YOUR OBJECTIVE:
Extract each line from the entries below that has the string "site" in it.

EXTRACTED ENTRIES:
※

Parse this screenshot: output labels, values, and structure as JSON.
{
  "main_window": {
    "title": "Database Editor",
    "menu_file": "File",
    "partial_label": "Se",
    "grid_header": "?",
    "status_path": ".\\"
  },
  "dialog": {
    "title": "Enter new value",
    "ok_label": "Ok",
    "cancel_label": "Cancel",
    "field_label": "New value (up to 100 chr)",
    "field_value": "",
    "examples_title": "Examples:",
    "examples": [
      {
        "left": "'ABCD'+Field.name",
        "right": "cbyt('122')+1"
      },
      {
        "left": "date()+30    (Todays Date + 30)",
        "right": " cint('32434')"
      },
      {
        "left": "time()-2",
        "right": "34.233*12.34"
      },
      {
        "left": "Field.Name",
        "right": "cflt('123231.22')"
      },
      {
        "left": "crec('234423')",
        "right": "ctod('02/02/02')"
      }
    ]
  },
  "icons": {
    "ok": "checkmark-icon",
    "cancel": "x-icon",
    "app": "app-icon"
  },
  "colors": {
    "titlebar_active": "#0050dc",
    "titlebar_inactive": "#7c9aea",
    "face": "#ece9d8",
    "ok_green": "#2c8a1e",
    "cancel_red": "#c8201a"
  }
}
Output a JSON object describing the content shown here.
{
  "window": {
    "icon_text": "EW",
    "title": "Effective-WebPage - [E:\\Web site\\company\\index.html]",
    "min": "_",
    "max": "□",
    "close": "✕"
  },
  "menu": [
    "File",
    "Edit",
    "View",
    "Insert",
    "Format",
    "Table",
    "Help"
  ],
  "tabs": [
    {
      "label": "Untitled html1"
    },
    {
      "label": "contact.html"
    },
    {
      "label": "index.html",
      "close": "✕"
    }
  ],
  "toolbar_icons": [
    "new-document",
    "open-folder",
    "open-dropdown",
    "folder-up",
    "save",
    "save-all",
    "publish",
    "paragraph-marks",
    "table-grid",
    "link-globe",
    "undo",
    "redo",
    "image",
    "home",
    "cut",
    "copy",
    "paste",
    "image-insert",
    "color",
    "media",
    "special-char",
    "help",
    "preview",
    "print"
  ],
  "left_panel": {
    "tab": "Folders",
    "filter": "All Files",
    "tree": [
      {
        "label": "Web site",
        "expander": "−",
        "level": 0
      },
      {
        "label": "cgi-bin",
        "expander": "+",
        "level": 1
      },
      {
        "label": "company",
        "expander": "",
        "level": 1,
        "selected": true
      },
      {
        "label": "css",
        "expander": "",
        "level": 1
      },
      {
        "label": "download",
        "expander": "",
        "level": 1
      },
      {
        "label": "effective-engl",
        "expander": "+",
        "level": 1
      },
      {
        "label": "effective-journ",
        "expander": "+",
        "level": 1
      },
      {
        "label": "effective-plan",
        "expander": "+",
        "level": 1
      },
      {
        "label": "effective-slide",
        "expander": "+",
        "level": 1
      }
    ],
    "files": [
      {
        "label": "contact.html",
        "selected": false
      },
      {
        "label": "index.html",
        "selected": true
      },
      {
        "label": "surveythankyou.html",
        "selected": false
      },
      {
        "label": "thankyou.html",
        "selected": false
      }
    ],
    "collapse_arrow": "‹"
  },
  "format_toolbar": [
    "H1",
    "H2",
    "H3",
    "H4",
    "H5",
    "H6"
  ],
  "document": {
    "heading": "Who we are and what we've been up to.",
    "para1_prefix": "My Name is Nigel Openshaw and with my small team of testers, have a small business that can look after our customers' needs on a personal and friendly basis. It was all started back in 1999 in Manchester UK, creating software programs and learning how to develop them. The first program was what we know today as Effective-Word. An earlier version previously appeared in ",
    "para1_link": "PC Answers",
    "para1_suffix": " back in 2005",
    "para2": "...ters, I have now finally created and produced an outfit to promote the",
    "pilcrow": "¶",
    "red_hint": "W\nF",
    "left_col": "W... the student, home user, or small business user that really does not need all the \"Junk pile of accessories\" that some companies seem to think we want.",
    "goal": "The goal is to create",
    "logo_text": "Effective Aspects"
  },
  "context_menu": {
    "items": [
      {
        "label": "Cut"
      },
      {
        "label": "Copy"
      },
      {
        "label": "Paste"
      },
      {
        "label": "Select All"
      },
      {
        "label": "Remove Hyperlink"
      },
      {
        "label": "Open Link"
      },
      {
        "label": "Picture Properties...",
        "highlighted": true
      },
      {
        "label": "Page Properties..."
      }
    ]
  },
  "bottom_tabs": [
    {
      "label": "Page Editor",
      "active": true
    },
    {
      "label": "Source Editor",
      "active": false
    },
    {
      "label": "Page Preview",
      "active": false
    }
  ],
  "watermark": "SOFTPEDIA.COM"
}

※

OUTPUT FOR THIS EXERCISE:
    "title": "Effective-WebPage - [E:\\Web site\\company\\index.html]",
        "label": "Web site",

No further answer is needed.